*Directive*: Would you return the complete listing below word for word?

====== Working data

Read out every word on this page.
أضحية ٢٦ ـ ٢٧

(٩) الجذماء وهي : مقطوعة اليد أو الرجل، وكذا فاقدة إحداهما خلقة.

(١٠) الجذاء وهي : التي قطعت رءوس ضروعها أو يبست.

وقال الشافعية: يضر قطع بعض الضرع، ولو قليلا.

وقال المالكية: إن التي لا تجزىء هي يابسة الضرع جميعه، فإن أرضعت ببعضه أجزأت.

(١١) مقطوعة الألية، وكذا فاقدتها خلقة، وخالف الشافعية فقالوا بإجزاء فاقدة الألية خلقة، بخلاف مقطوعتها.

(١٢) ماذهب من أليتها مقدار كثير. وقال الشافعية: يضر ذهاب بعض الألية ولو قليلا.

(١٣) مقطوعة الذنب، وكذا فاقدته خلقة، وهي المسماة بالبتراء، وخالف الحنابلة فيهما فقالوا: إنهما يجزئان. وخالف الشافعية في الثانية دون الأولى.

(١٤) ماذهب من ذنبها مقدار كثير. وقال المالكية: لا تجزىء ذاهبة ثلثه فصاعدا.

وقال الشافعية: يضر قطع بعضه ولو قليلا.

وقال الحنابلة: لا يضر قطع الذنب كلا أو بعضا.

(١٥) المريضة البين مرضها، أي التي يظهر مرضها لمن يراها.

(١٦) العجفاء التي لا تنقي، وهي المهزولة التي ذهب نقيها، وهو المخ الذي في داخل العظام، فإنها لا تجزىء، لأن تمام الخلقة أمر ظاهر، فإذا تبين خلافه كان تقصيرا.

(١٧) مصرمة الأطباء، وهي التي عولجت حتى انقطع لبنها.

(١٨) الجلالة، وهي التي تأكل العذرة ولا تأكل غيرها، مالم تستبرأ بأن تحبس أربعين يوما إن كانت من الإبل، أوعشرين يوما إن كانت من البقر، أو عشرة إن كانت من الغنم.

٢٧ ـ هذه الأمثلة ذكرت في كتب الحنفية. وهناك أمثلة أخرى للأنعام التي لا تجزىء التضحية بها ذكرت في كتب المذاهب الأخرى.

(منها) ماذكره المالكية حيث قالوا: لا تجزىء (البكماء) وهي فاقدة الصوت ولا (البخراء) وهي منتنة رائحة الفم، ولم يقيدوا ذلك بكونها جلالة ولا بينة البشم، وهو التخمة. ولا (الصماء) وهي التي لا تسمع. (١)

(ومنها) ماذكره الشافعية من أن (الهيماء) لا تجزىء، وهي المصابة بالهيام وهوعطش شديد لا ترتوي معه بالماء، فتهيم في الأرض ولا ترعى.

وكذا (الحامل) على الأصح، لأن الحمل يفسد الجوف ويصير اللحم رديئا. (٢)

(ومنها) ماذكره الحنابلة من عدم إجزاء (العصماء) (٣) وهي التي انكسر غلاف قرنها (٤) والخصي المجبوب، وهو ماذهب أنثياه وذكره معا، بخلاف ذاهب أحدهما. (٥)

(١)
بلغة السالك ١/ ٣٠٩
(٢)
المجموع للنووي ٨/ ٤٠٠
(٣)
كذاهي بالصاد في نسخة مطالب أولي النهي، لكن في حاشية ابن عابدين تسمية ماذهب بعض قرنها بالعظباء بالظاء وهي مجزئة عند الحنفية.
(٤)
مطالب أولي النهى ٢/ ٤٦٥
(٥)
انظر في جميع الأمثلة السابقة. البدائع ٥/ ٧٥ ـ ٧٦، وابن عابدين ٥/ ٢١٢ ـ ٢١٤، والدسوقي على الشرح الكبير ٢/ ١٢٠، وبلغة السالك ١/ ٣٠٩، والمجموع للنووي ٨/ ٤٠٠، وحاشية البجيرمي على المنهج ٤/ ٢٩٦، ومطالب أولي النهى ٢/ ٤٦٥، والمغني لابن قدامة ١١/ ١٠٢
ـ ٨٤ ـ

============

*Solution*:
Read out every word on this page.
أضحية ٢٦ ـ ٢٧

(٩) الجذماء وهي : مقطوعة اليد أو الرجل، وكذا فاقدة إحداهما خلقة.

(١٠) الجذاء وهي : التي قطعت رءوس ضروعها أو يبست.

وقال الشافعية: يضر قطع بعض الضرع، ولو قليلا.

وقال المالكية: إن التي لا تجزىء هي يابسة الضرع جميعه، فإن أرضعت ببعضه أجزأت.

(١١) مقطوعة الألية، وكذا فاقدتها خلقة، وخالف الشافعية فقالوا بإجزاء فاقدة الألية خلقة، بخلاف مقطوعتها.

(١٢) ماذهب من أليتها مقدار كثير. وقال الشافعية: يضر ذهاب بعض الألية ولو قليلا.

(١٣) مقطوعة الذنب، وكذا فاقدته خلقة، وهي المسماة بالبتراء، وخالف الحنابلة فيهما فقالوا: إنهما يجزئان. وخالف الشافعية في الثانية دون الأولى.

(١٤) ماذهب من ذنبها مقدار كثير. وقال المالكية: لا تجزىء ذاهبة ثلثه فصاعدا.

وقال الشافعية: يضر قطع بعضه ولو قليلا.

وقال الحنابلة: لا يضر قطع الذنب كلا أو بعضا.

(١٥) المريضة البين مرضها، أي التي يظهر مرضها لمن يراها.

(١٦) العجفاء التي لا تنقي، وهي المهزولة التي ذهب نقيها، وهو المخ الذي في داخل العظام، فإنها لا تجزىء، لأن تمام الخلقة أمر ظاهر، فإذا تبين خلافه كان تقصيرا.

(١٧) مصرمة الأطباء، وهي التي عولجت حتى انقطع لبنها.

(١٨) الجلالة، وهي التي تأكل العذرة ولا تأكل غيرها، مالم تستبرأ بأن تحبس أربعين يوما إن كانت من الإبل، أوعشرين يوما إن كانت من البقر، أو عشرة إن كانت من الغنم.

٢٧ ـ هذه الأمثلة ذكرت في كتب الحنفية. وهناك أمثلة أخرى للأنعام التي لا تجزىء التضحية بها ذكرت في كتب المذاهب الأخرى.

(منها) ماذكره المالكية حيث قالوا: لا تجزىء (البكماء) وهي فاقدة الصوت ولا (البخراء) وهي منتنة رائحة الفم، ولم يقيدوا ذلك بكونها جلالة ولا بينة البشم، وهو التخمة. ولا (الصماء) وهي التي لا تسمع. (١)

(ومنها) ماذكره الشافعية من أن (الهيماء) لا تجزىء، وهي المصابة بالهيام وهوعطش شديد لا ترتوي معه بالماء، فتهيم في الأرض ولا ترعى.

وكذا (الحامل) على الأصح، لأن الحمل يفسد الجوف ويصير اللحم رديئا. (٢)

(ومنها) ماذكره الحنابلة من عدم إجزاء (العصماء) (٣) وهي التي انكسر غلاف قرنها (٤) والخصي المجبوب، وهو ماذهب أنثياه وذكره معا، بخلاف ذاهب أحدهما. (٥)

(١)
بلغة السالك ١/ ٣٠٩
(٢)
المجموع للنووي ٨/ ٤٠٠
(٣)
كذاهي بالصاد في نسخة مطالب أولي النهي، لكن في حاشية ابن عابدين تسمية ماذهب بعض قرنها بالعظباء بالظاء وهي مجزئة عند الحنفية.
(٤)
مطالب أولي النهى ٢/ ٤٦٥
(٥)
انظر في جميع الأمثلة السابقة. البدائع ٥/ ٧٥ ـ ٧٦، وابن عابدين ٥/ ٢١٢ ـ ٢١٤، والدسوقي على الشرح الكبير ٢/ ١٢٠، وبلغة السالك ١/ ٣٠٩، والمجموع للنووي ٨/ ٤٠٠، وحاشية البجيرمي على المنهج ٤/ ٢٩٦، ومطالب أولي النهى ٢/ ٤٦٥، والمغني لابن قدامة ١١/ ١٠٢
ـ ٨٤ ـ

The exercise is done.